To be done — Transcribe the records that follow in their entirety, omitting any pictures.

Figure content listings:
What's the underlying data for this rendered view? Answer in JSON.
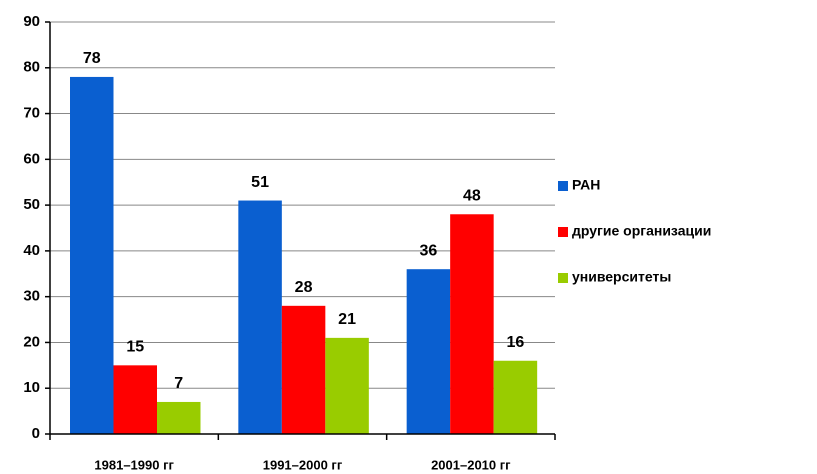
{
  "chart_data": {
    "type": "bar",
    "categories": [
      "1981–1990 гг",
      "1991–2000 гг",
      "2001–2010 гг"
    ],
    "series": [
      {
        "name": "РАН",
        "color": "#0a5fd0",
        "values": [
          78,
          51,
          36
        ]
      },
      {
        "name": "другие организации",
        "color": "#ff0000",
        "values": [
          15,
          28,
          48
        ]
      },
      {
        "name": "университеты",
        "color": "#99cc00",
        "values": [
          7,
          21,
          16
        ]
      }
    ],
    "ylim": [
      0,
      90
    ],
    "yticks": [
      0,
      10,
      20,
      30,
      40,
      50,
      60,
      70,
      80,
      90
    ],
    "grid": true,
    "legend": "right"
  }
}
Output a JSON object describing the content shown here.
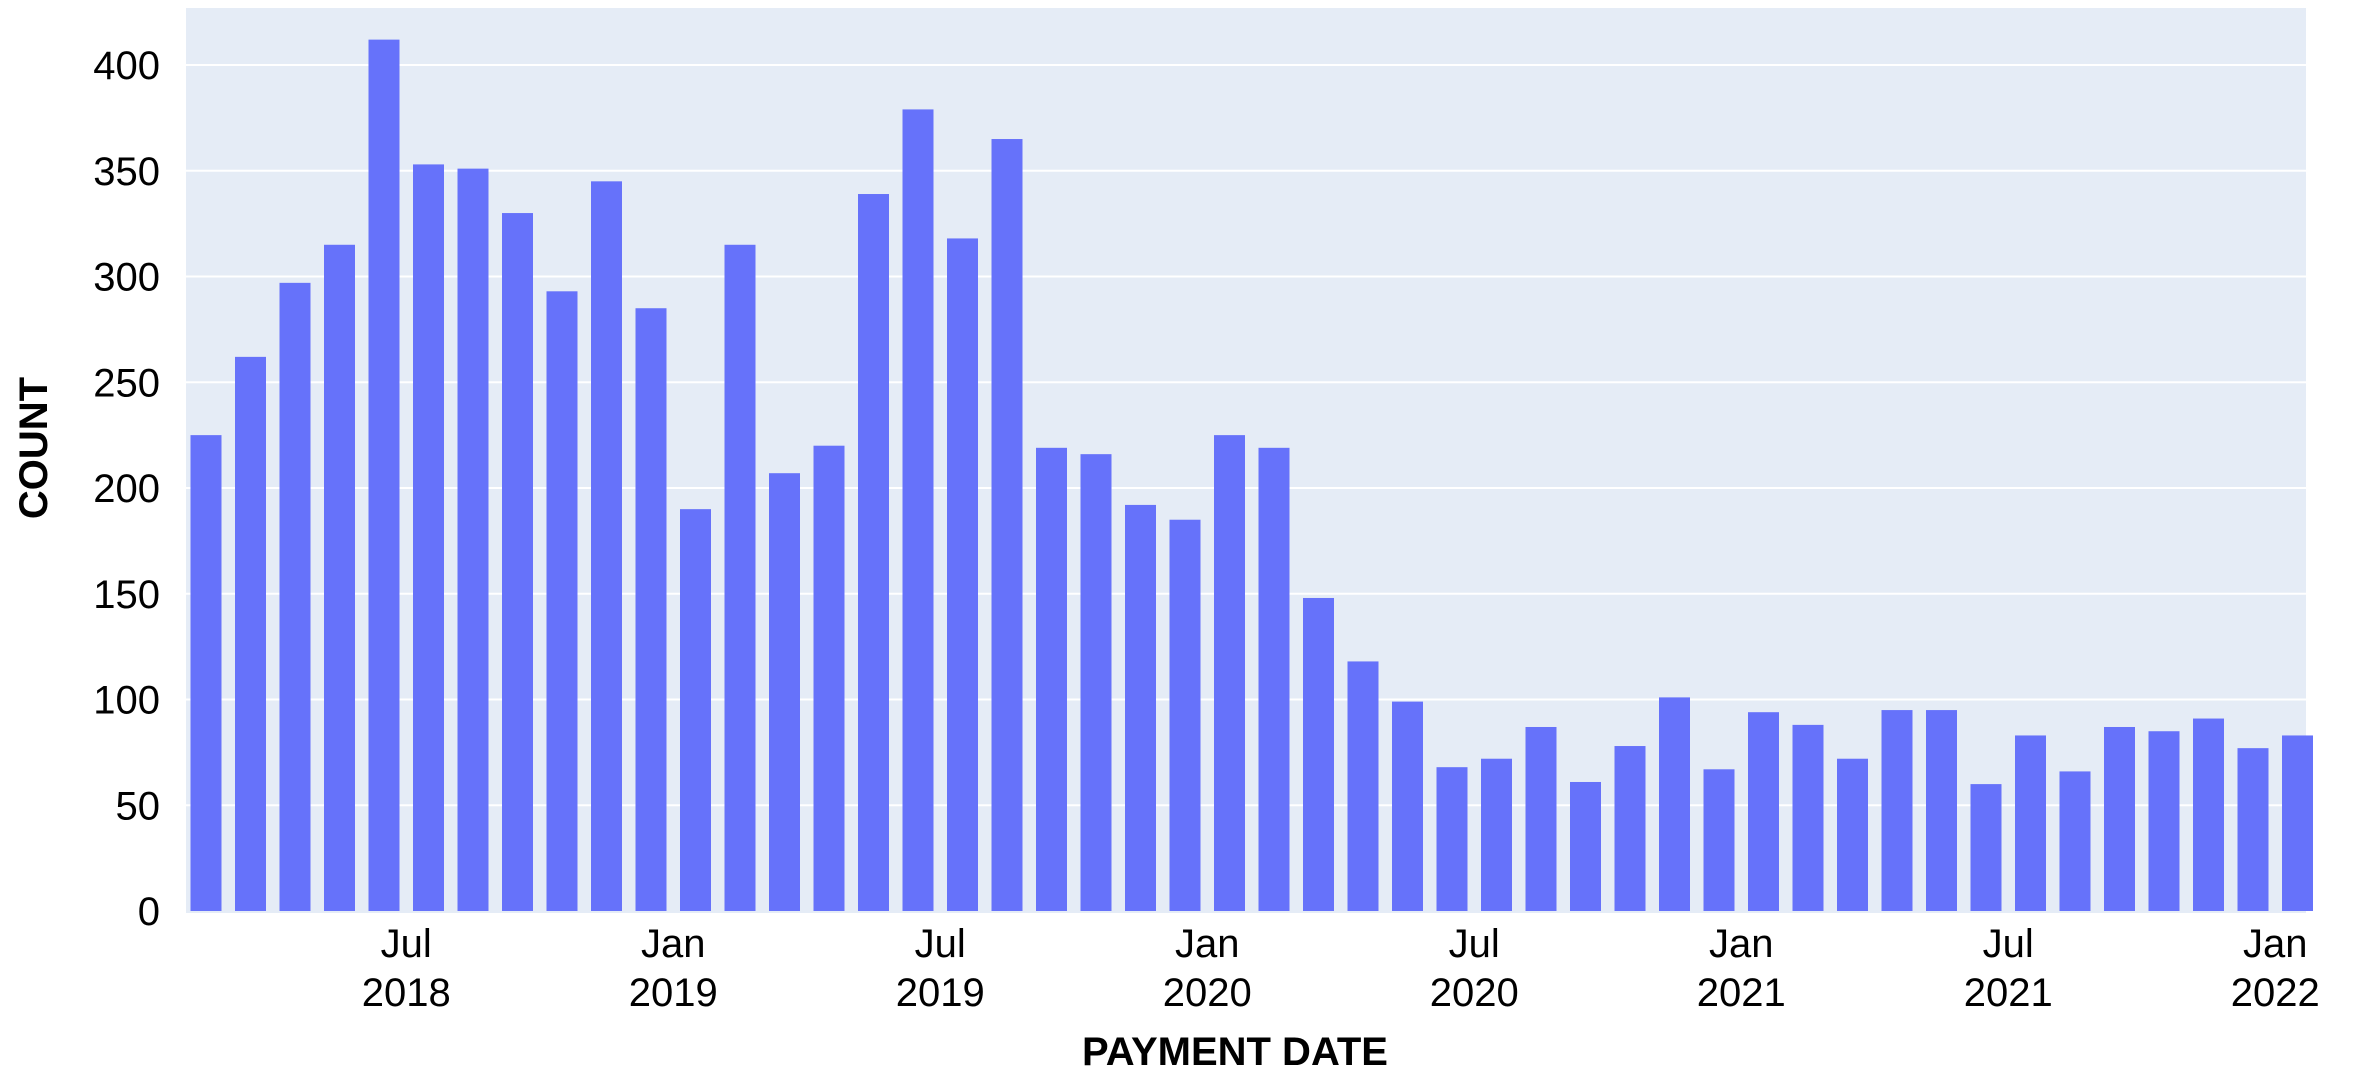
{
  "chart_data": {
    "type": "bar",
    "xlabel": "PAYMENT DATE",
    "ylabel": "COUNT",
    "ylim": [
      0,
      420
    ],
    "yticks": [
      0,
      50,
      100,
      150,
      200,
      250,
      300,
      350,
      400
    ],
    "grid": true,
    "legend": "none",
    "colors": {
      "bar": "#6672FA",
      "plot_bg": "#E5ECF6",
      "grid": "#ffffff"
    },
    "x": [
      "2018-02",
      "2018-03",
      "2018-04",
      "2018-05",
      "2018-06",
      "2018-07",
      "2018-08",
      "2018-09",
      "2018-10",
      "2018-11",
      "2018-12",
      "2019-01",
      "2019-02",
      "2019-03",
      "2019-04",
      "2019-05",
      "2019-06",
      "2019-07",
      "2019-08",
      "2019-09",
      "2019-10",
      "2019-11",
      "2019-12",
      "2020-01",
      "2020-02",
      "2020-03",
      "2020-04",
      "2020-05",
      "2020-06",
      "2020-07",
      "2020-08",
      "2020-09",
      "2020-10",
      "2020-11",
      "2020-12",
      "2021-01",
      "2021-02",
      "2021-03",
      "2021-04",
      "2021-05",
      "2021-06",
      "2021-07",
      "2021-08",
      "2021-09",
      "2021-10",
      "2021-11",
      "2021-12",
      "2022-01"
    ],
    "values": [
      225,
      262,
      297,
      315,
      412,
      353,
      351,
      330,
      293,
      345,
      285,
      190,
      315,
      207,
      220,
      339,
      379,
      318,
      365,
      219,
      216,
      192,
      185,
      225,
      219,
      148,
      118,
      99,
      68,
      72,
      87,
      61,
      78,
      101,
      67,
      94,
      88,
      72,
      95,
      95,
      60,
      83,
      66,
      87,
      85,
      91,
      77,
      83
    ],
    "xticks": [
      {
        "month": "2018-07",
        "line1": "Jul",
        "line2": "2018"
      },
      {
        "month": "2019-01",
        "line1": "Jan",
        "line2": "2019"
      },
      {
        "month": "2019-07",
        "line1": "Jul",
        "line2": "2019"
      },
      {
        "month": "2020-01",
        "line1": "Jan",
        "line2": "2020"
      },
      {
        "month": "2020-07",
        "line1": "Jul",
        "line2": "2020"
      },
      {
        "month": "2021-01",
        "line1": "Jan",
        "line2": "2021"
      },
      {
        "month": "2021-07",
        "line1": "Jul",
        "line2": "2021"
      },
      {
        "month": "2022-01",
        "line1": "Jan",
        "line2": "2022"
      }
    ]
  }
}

Answer to the task —
What's the underlying data for this rendered view? Answer in JSON.
{
  "chart_data": {
    "type": "bar",
    "categories": [
      "1981–1990 гг",
      "1991–2000 гг",
      "2001–2010 гг"
    ],
    "series": [
      {
        "name": "РАН",
        "color": "#0a5fd0",
        "values": [
          78,
          51,
          36
        ]
      },
      {
        "name": "другие организации",
        "color": "#ff0000",
        "values": [
          15,
          28,
          48
        ]
      },
      {
        "name": "университеты",
        "color": "#99cc00",
        "values": [
          7,
          21,
          16
        ]
      }
    ],
    "ylim": [
      0,
      90
    ],
    "yticks": [
      0,
      10,
      20,
      30,
      40,
      50,
      60,
      70,
      80,
      90
    ],
    "grid": true,
    "legend": "right"
  }
}
Output a JSON object describing the content shown here.
{
  "chart_data": {
    "type": "bar",
    "xlabel": "PAYMENT DATE",
    "ylabel": "COUNT",
    "ylim": [
      0,
      420
    ],
    "yticks": [
      0,
      50,
      100,
      150,
      200,
      250,
      300,
      350,
      400
    ],
    "grid": true,
    "legend": "none",
    "colors": {
      "bar": "#6672FA",
      "plot_bg": "#E5ECF6",
      "grid": "#ffffff"
    },
    "x": [
      "2018-02",
      "2018-03",
      "2018-04",
      "2018-05",
      "2018-06",
      "2018-07",
      "2018-08",
      "2018-09",
      "2018-10",
      "2018-11",
      "2018-12",
      "2019-01",
      "2019-02",
      "2019-03",
      "2019-04",
      "2019-05",
      "2019-06",
      "2019-07",
      "2019-08",
      "2019-09",
      "2019-10",
      "2019-11",
      "2019-12",
      "2020-01",
      "2020-02",
      "2020-03",
      "2020-04",
      "2020-05",
      "2020-06",
      "2020-07",
      "2020-08",
      "2020-09",
      "2020-10",
      "2020-11",
      "2020-12",
      "2021-01",
      "2021-02",
      "2021-03",
      "2021-04",
      "2021-05",
      "2021-06",
      "2021-07",
      "2021-08",
      "2021-09",
      "2021-10",
      "2021-11",
      "2021-12",
      "2022-01"
    ],
    "values": [
      225,
      262,
      297,
      315,
      412,
      353,
      351,
      330,
      293,
      345,
      285,
      190,
      315,
      207,
      220,
      339,
      379,
      318,
      365,
      219,
      216,
      192,
      185,
      225,
      219,
      148,
      118,
      99,
      68,
      72,
      87,
      61,
      78,
      101,
      67,
      94,
      88,
      72,
      95,
      95,
      60,
      83,
      66,
      87,
      85,
      91,
      77,
      83
    ],
    "xticks": [
      {
        "month": "2018-07",
        "line1": "Jul",
        "line2": "2018"
      },
      {
        "month": "2019-01",
        "line1": "Jan",
        "line2": "2019"
      },
      {
        "month": "2019-07",
        "line1": "Jul",
        "line2": "2019"
      },
      {
        "month": "2020-01",
        "line1": "Jan",
        "line2": "2020"
      },
      {
        "month": "2020-07",
        "line1": "Jul",
        "line2": "2020"
      },
      {
        "month": "2021-01",
        "line1": "Jan",
        "line2": "2021"
      },
      {
        "month": "2021-07",
        "line1": "Jul",
        "line2": "2021"
      },
      {
        "month": "2022-01",
        "line1": "Jan",
        "line2": "2022"
      }
    ]
  }
}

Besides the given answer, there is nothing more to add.